● OBJECTIVE
Are you able to retype all the records below exactly?

== RECORD SET ==

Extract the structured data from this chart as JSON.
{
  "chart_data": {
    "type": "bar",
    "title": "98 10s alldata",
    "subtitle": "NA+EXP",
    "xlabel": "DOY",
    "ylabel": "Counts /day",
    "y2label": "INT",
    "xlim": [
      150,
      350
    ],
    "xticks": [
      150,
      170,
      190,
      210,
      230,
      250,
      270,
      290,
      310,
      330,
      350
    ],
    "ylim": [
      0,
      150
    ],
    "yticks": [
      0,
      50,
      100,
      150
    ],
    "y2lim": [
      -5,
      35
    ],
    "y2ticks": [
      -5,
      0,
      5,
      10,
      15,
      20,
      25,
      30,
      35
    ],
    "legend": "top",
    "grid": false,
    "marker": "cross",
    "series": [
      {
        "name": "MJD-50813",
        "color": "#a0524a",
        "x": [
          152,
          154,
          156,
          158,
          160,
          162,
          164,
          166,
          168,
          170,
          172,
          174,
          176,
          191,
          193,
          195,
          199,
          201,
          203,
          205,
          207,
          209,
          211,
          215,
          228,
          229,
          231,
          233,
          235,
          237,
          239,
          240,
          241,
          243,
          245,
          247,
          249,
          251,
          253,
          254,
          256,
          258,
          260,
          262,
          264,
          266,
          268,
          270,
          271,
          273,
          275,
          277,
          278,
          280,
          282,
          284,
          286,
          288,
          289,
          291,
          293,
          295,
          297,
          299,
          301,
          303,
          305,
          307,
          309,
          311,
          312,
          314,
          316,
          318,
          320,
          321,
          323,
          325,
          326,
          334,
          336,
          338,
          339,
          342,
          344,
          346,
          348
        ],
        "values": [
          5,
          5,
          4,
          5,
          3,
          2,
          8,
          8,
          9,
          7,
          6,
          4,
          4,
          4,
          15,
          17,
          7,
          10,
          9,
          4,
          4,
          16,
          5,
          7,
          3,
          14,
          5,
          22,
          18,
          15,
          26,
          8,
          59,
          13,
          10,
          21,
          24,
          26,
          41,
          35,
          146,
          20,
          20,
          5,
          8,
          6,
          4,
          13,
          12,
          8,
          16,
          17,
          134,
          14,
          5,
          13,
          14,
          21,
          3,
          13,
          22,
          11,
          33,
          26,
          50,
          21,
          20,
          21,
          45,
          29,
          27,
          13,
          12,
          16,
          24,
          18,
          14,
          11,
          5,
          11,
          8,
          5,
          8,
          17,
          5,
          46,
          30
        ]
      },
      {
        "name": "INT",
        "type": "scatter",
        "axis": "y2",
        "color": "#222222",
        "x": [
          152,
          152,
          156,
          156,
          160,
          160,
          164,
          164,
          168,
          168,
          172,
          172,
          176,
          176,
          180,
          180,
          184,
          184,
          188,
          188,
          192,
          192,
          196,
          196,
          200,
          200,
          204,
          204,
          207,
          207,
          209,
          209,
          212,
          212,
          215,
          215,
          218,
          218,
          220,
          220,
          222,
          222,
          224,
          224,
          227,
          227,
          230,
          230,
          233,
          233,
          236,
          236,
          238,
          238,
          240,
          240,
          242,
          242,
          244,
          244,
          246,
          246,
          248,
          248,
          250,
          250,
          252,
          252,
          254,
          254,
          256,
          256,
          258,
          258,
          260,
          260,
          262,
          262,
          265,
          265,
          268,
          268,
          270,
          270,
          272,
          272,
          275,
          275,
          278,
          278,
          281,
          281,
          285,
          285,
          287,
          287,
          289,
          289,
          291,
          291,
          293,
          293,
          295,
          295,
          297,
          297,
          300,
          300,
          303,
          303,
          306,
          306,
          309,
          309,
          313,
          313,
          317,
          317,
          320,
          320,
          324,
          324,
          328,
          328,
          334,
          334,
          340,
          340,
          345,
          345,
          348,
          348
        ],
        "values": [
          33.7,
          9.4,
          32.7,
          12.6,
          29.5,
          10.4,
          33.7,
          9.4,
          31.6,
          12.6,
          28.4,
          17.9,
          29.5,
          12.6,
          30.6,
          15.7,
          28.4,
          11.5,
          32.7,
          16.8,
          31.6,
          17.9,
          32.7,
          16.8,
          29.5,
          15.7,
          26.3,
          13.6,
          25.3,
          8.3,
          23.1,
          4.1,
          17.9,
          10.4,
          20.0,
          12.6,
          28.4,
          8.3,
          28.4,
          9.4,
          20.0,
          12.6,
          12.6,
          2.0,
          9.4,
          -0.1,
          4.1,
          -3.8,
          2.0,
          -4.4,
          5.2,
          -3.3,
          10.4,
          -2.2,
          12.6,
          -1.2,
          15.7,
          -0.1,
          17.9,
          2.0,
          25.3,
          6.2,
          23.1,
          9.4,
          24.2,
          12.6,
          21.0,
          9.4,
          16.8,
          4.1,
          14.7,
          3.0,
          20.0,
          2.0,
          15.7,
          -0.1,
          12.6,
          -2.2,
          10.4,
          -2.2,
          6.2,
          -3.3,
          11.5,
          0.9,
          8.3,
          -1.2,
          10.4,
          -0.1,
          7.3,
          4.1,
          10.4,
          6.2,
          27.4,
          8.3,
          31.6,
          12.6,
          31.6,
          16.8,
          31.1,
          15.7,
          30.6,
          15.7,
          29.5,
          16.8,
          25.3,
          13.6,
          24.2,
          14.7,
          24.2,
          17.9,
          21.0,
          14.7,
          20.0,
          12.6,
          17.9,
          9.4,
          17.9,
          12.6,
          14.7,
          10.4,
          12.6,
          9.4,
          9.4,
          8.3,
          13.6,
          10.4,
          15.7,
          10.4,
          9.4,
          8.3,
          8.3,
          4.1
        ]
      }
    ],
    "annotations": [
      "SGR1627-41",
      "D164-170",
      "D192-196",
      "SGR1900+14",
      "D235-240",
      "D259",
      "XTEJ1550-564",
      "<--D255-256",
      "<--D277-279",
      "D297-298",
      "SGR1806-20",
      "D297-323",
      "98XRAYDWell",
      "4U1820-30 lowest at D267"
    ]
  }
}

===

● CORRECT OUTPUT
Extract the structured data from this chart as JSON.
{
  "chart_data": {
    "type": "bar",
    "title": "98 10s alldata",
    "subtitle": "NA+EXP",
    "xlabel": "DOY",
    "ylabel": "Counts /day",
    "y2label": "INT",
    "xlim": [
      150,
      350
    ],
    "xticks": [
      150,
      170,
      190,
      210,
      230,
      250,
      270,
      290,
      310,
      330,
      350
    ],
    "ylim": [
      0,
      150
    ],
    "yticks": [
      0,
      50,
      100,
      150
    ],
    "y2lim": [
      -5,
      35
    ],
    "y2ticks": [
      -5,
      0,
      5,
      10,
      15,
      20,
      25,
      30,
      35
    ],
    "legend": "top",
    "grid": false,
    "marker": "cross",
    "series": [
      {
        "name": "MJD-50813",
        "color": "#a0524a",
        "x": [
          152,
          154,
          156,
          158,
          160,
          162,
          164,
          166,
          168,
          170,
          172,
          174,
          176,
          191,
          193,
          195,
          199,
          201,
          203,
          205,
          207,
          209,
          211,
          215,
          228,
          229,
          231,
          233,
          235,
          237,
          239,
          240,
          241,
          243,
          245,
          247,
          249,
          251,
          253,
          254,
          256,
          258,
          260,
          262,
          264,
          266,
          268,
          270,
          271,
          273,
          275,
          277,
          278,
          280,
          282,
          284,
          286,
          288,
          289,
          291,
          293,
          295,
          297,
          299,
          301,
          303,
          305,
          307,
          309,
          311,
          312,
          314,
          316,
          318,
          320,
          321,
          323,
          325,
          326,
          334,
          336,
          338,
          339,
          342,
          344,
          346,
          348
        ],
        "values": [
          5,
          5,
          4,
          5,
          3,
          2,
          8,
          8,
          9,
          7,
          6,
          4,
          4,
          4,
          15,
          17,
          7,
          10,
          9,
          4,
          4,
          16,
          5,
          7,
          3,
          14,
          5,
          22,
          18,
          15,
          26,
          8,
          59,
          13,
          10,
          21,
          24,
          26,
          41,
          35,
          146,
          20,
          20,
          5,
          8,
          6,
          4,
          13,
          12,
          8,
          16,
          17,
          134,
          14,
          5,
          13,
          14,
          21,
          3,
          13,
          22,
          11,
          33,
          26,
          50,
          21,
          20,
          21,
          45,
          29,
          27,
          13,
          12,
          16,
          24,
          18,
          14,
          11,
          5,
          11,
          8,
          5,
          8,
          17,
          5,
          46,
          30
        ]
      },
      {
        "name": "INT",
        "type": "scatter",
        "axis": "y2",
        "color": "#222222",
        "x": [
          152,
          152,
          156,
          156,
          160,
          160,
          164,
          164,
          168,
          168,
          172,
          172,
          176,
          176,
          180,
          180,
          184,
          184,
          188,
          188,
          192,
          192,
          196,
          196,
          200,
          200,
          204,
          204,
          207,
          207,
          209,
          209,
          212,
          212,
          215,
          215,
          218,
          218,
          220,
          220,
          222,
          222,
          224,
          224,
          227,
          227,
          230,
          230,
          233,
          233,
          236,
          236,
          238,
          238,
          240,
          240,
          242,
          242,
          244,
          244,
          246,
          246,
          248,
          248,
          250,
          250,
          252,
          252,
          254,
          254,
          256,
          256,
          258,
          258,
          260,
          260,
          262,
          262,
          265,
          265,
          268,
          268,
          270,
          270,
          272,
          272,
          275,
          275,
          278,
          278,
          281,
          281,
          285,
          285,
          287,
          287,
          289,
          289,
          291,
          291,
          293,
          293,
          295,
          295,
          297,
          297,
          300,
          300,
          303,
          303,
          306,
          306,
          309,
          309,
          313,
          313,
          317,
          317,
          320,
          320,
          324,
          324,
          328,
          328,
          334,
          334,
          340,
          340,
          345,
          345,
          348,
          348
        ],
        "values": [
          33.7,
          9.4,
          32.7,
          12.6,
          29.5,
          10.4,
          33.7,
          9.4,
          31.6,
          12.6,
          28.4,
          17.9,
          29.5,
          12.6,
          30.6,
          15.7,
          28.4,
          11.5,
          32.7,
          16.8,
          31.6,
          17.9,
          32.7,
          16.8,
          29.5,
          15.7,
          26.3,
          13.6,
          25.3,
          8.3,
          23.1,
          4.1,
          17.9,
          10.4,
          20.0,
          12.6,
          28.4,
          8.3,
          28.4,
          9.4,
          20.0,
          12.6,
          12.6,
          2.0,
          9.4,
          -0.1,
          4.1,
          -3.8,
          2.0,
          -4.4,
          5.2,
          -3.3,
          10.4,
          -2.2,
          12.6,
          -1.2,
          15.7,
          -0.1,
          17.9,
          2.0,
          25.3,
          6.2,
          23.1,
          9.4,
          24.2,
          12.6,
          21.0,
          9.4,
          16.8,
          4.1,
          14.7,
          3.0,
          20.0,
          2.0,
          15.7,
          -0.1,
          12.6,
          -2.2,
          10.4,
          -2.2,
          6.2,
          -3.3,
          11.5,
          0.9,
          8.3,
          -1.2,
          10.4,
          -0.1,
          7.3,
          4.1,
          10.4,
          6.2,
          27.4,
          8.3,
          31.6,
          12.6,
          31.6,
          16.8,
          31.1,
          15.7,
          30.6,
          15.7,
          29.5,
          16.8,
          25.3,
          13.6,
          24.2,
          14.7,
          24.2,
          17.9,
          21.0,
          14.7,
          20.0,
          12.6,
          17.9,
          9.4,
          17.9,
          12.6,
          14.7,
          10.4,
          12.6,
          9.4,
          9.4,
          8.3,
          13.6,
          10.4,
          15.7,
          10.4,
          9.4,
          8.3,
          8.3,
          4.1
        ]
      }
    ],
    "annotations": [
      "SGR1627-41",
      "D164-170",
      "D192-196",
      "SGR1900+14",
      "D235-240",
      "D259",
      "XTEJ1550-564",
      "<--D255-256",
      "<--D277-279",
      "D297-298",
      "SGR1806-20",
      "D297-323",
      "98XRAYDWell",
      "4U1820-30 lowest at D267"
    ]
  }
}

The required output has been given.